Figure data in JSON

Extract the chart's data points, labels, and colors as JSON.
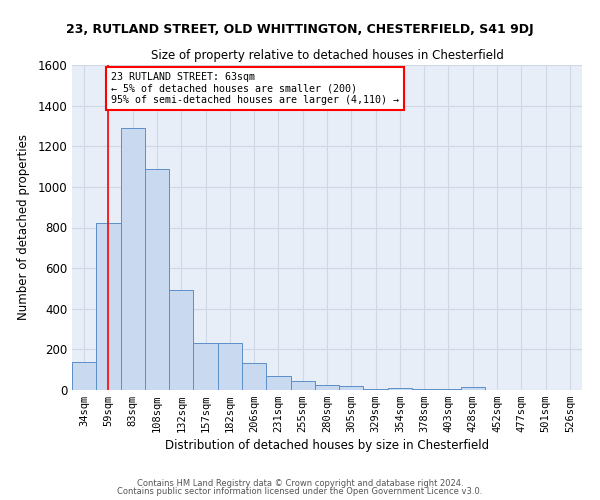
{
  "title_line1": "23, RUTLAND STREET, OLD WHITTINGTON, CHESTERFIELD, S41 9DJ",
  "title_line2": "Size of property relative to detached houses in Chesterfield",
  "xlabel": "Distribution of detached houses by size in Chesterfield",
  "ylabel": "Number of detached properties",
  "footer_line1": "Contains HM Land Registry data © Crown copyright and database right 2024.",
  "footer_line2": "Contains public sector information licensed under the Open Government Licence v3.0.",
  "categories": [
    "34sqm",
    "59sqm",
    "83sqm",
    "108sqm",
    "132sqm",
    "157sqm",
    "182sqm",
    "206sqm",
    "231sqm",
    "255sqm",
    "280sqm",
    "305sqm",
    "329sqm",
    "354sqm",
    "378sqm",
    "403sqm",
    "428sqm",
    "452sqm",
    "477sqm",
    "501sqm",
    "526sqm"
  ],
  "values": [
    140,
    820,
    1290,
    1090,
    490,
    230,
    230,
    135,
    70,
    45,
    25,
    20,
    5,
    12,
    5,
    5,
    13,
    0,
    0,
    0,
    0
  ],
  "bar_color": "#c9d9f0",
  "bar_edge_color": "#5b8fc9",
  "red_line_x": 1.0,
  "annotation_text": "23 RUTLAND STREET: 63sqm\n← 5% of detached houses are smaller (200)\n95% of semi-detached houses are larger (4,110) →",
  "annotation_box_color": "white",
  "annotation_box_edge_color": "red",
  "ylim": [
    0,
    1600
  ],
  "yticks": [
    0,
    200,
    400,
    600,
    800,
    1000,
    1200,
    1400,
    1600
  ],
  "grid_color": "#d0d8e8",
  "plot_bg_color": "#e8eef8",
  "fig_bg_color": "#ffffff"
}
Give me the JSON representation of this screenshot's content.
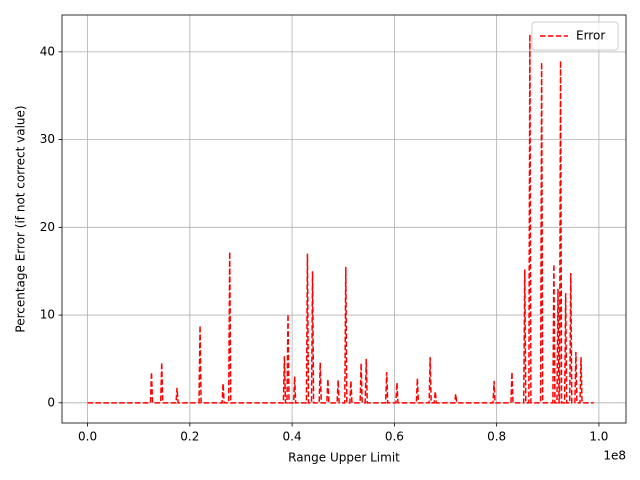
{
  "chart_data": {
    "type": "line",
    "xlabel": "Range Upper Limit",
    "ylabel": "Percentage Error (if not correct value)",
    "x_offset_label": "1e8",
    "x": [
      0,
      12300000,
      12500000,
      12700000,
      14300000,
      14500000,
      14700000,
      17300000,
      17500000,
      17700000,
      21800000,
      22000000,
      22200000,
      26300000,
      26500000,
      26700000,
      27600000,
      27800000,
      28000000,
      38300000,
      38500000,
      38700000,
      39000000,
      39200000,
      39400000,
      40300000,
      40500000,
      40700000,
      42800000,
      43000000,
      43200000,
      43800000,
      44000000,
      44200000,
      45300000,
      45500000,
      45700000,
      46800000,
      47000000,
      47200000,
      48800000,
      49000000,
      49200000,
      50300000,
      50500000,
      50700000,
      51300000,
      51500000,
      51700000,
      53300000,
      53500000,
      53700000,
      54300000,
      54500000,
      54700000,
      58300000,
      58500000,
      58700000,
      60300000,
      60500000,
      60700000,
      64300000,
      64500000,
      64700000,
      66800000,
      67000000,
      67200000,
      67800000,
      68000000,
      68200000,
      71800000,
      72000000,
      72200000,
      79300000,
      79500000,
      79700000,
      82800000,
      83000000,
      83200000,
      85300000,
      85500000,
      85700000,
      86300000,
      86500000,
      86700000,
      88600000,
      88800000,
      89000000,
      91000000,
      91200000,
      91400000,
      91800000,
      92000000,
      92200000,
      92300000,
      92500000,
      92700000,
      93300000,
      93500000,
      93700000,
      94300000,
      94500000,
      94700000,
      95300000,
      95500000,
      95700000,
      96300000,
      96500000,
      96700000,
      99000000
    ],
    "series": [
      {
        "name": "Error",
        "color": "#ff0000",
        "values": [
          0,
          0,
          3.5,
          0,
          0,
          4.6,
          0,
          0,
          1.7,
          0,
          0,
          8.8,
          0,
          0,
          2.2,
          0,
          0,
          17.2,
          0,
          0,
          5.3,
          0,
          0,
          10.1,
          0,
          0,
          3.0,
          0,
          0,
          17.0,
          0,
          0,
          15.0,
          0,
          0,
          4.6,
          0,
          0,
          2.7,
          0,
          0,
          2.6,
          0,
          0,
          15.5,
          0,
          0,
          2.5,
          0,
          0,
          4.5,
          0,
          0,
          5.0,
          0,
          0,
          3.5,
          0,
          0,
          2.3,
          0,
          0,
          2.8,
          0,
          0,
          5.2,
          0,
          0,
          1.3,
          0,
          0,
          1.0,
          0,
          0,
          2.5,
          0,
          0,
          3.5,
          0,
          0,
          15.2,
          0,
          0,
          42.0,
          0,
          0,
          38.8,
          0,
          0,
          15.8,
          0,
          0,
          13.0,
          0,
          0,
          39.0,
          0,
          0,
          12.5,
          0,
          0,
          14.8,
          0,
          0,
          5.8,
          0,
          0,
          5.2,
          0,
          0
        ]
      }
    ],
    "xlim": [
      -5000000,
      105300000
    ],
    "xticks": [
      {
        "value": 0,
        "label": "0.0"
      },
      {
        "value": 20000000,
        "label": "0.2"
      },
      {
        "value": 40000000,
        "label": "0.4"
      },
      {
        "value": 60000000,
        "label": "0.6"
      },
      {
        "value": 80000000,
        "label": "0.8"
      },
      {
        "value": 100000000,
        "label": "1.0"
      }
    ],
    "ylim": [
      -2.3,
      44.2
    ],
    "yticks": [
      0,
      10,
      20,
      30,
      40
    ],
    "grid": true,
    "legend": "upper right"
  }
}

The task: Each record above is to be restated exactly, with its pictures removed from the copy.

Correct answer:
Extract the chart's data points, labels, and colors as JSON.
{
  "title_line1": "23, RUTLAND STREET, OLD WHITTINGTON, CHESTERFIELD, S41 9DJ",
  "title_line2": "Size of property relative to detached houses in Chesterfield",
  "xlabel": "Distribution of detached houses by size in Chesterfield",
  "ylabel": "Number of detached properties",
  "footer_line1": "Contains HM Land Registry data © Crown copyright and database right 2024.",
  "footer_line2": "Contains public sector information licensed under the Open Government Licence v3.0.",
  "categories": [
    "34sqm",
    "59sqm",
    "83sqm",
    "108sqm",
    "132sqm",
    "157sqm",
    "182sqm",
    "206sqm",
    "231sqm",
    "255sqm",
    "280sqm",
    "305sqm",
    "329sqm",
    "354sqm",
    "378sqm",
    "403sqm",
    "428sqm",
    "452sqm",
    "477sqm",
    "501sqm",
    "526sqm"
  ],
  "values": [
    140,
    820,
    1290,
    1090,
    490,
    230,
    230,
    135,
    70,
    45,
    25,
    20,
    5,
    12,
    5,
    5,
    13,
    0,
    0,
    0,
    0
  ],
  "bar_color": "#c9d9f0",
  "bar_edge_color": "#5b8fc9",
  "red_line_x": 1.0,
  "annotation_text": "23 RUTLAND STREET: 63sqm\n← 5% of detached houses are smaller (200)\n95% of semi-detached houses are larger (4,110) →",
  "annotation_box_color": "white",
  "annotation_box_edge_color": "red",
  "ylim": [
    0,
    1600
  ],
  "yticks": [
    0,
    200,
    400,
    600,
    800,
    1000,
    1200,
    1400,
    1600
  ],
  "grid_color": "#d0d8e8",
  "plot_bg_color": "#e8eef8",
  "fig_bg_color": "#ffffff"
}
Give me the JSON representation of this screenshot's content.
{
  "chart_data": {
    "type": "line",
    "xlabel": "Range Upper Limit",
    "ylabel": "Percentage Error (if not correct value)",
    "x_offset_label": "1e8",
    "x": [
      0,
      12300000,
      12500000,
      12700000,
      14300000,
      14500000,
      14700000,
      17300000,
      17500000,
      17700000,
      21800000,
      22000000,
      22200000,
      26300000,
      26500000,
      26700000,
      27600000,
      27800000,
      28000000,
      38300000,
      38500000,
      38700000,
      39000000,
      39200000,
      39400000,
      40300000,
      40500000,
      40700000,
      42800000,
      43000000,
      43200000,
      43800000,
      44000000,
      44200000,
      45300000,
      45500000,
      45700000,
      46800000,
      47000000,
      47200000,
      48800000,
      49000000,
      49200000,
      50300000,
      50500000,
      50700000,
      51300000,
      51500000,
      51700000,
      53300000,
      53500000,
      53700000,
      54300000,
      54500000,
      54700000,
      58300000,
      58500000,
      58700000,
      60300000,
      60500000,
      60700000,
      64300000,
      64500000,
      64700000,
      66800000,
      67000000,
      67200000,
      67800000,
      68000000,
      68200000,
      71800000,
      72000000,
      72200000,
      79300000,
      79500000,
      79700000,
      82800000,
      83000000,
      83200000,
      85300000,
      85500000,
      85700000,
      86300000,
      86500000,
      86700000,
      88600000,
      88800000,
      89000000,
      91000000,
      91200000,
      91400000,
      91800000,
      92000000,
      92200000,
      92300000,
      92500000,
      92700000,
      93300000,
      93500000,
      93700000,
      94300000,
      94500000,
      94700000,
      95300000,
      95500000,
      95700000,
      96300000,
      96500000,
      96700000,
      99000000
    ],
    "series": [
      {
        "name": "Error",
        "color": "#ff0000",
        "values": [
          0,
          0,
          3.5,
          0,
          0,
          4.6,
          0,
          0,
          1.7,
          0,
          0,
          8.8,
          0,
          0,
          2.2,
          0,
          0,
          17.2,
          0,
          0,
          5.3,
          0,
          0,
          10.1,
          0,
          0,
          3.0,
          0,
          0,
          17.0,
          0,
          0,
          15.0,
          0,
          0,
          4.6,
          0,
          0,
          2.7,
          0,
          0,
          2.6,
          0,
          0,
          15.5,
          0,
          0,
          2.5,
          0,
          0,
          4.5,
          0,
          0,
          5.0,
          0,
          0,
          3.5,
          0,
          0,
          2.3,
          0,
          0,
          2.8,
          0,
          0,
          5.2,
          0,
          0,
          1.3,
          0,
          0,
          1.0,
          0,
          0,
          2.5,
          0,
          0,
          3.5,
          0,
          0,
          15.2,
          0,
          0,
          42.0,
          0,
          0,
          38.8,
          0,
          0,
          15.8,
          0,
          0,
          13.0,
          0,
          0,
          39.0,
          0,
          0,
          12.5,
          0,
          0,
          14.8,
          0,
          0,
          5.8,
          0,
          0,
          5.2,
          0,
          0
        ]
      }
    ],
    "xlim": [
      -5000000,
      105300000
    ],
    "xticks": [
      {
        "value": 0,
        "label": "0.0"
      },
      {
        "value": 20000000,
        "label": "0.2"
      },
      {
        "value": 40000000,
        "label": "0.4"
      },
      {
        "value": 60000000,
        "label": "0.6"
      },
      {
        "value": 80000000,
        "label": "0.8"
      },
      {
        "value": 100000000,
        "label": "1.0"
      }
    ],
    "ylim": [
      -2.3,
      44.2
    ],
    "yticks": [
      0,
      10,
      20,
      30,
      40
    ],
    "grid": true,
    "legend": "upper right"
  }
}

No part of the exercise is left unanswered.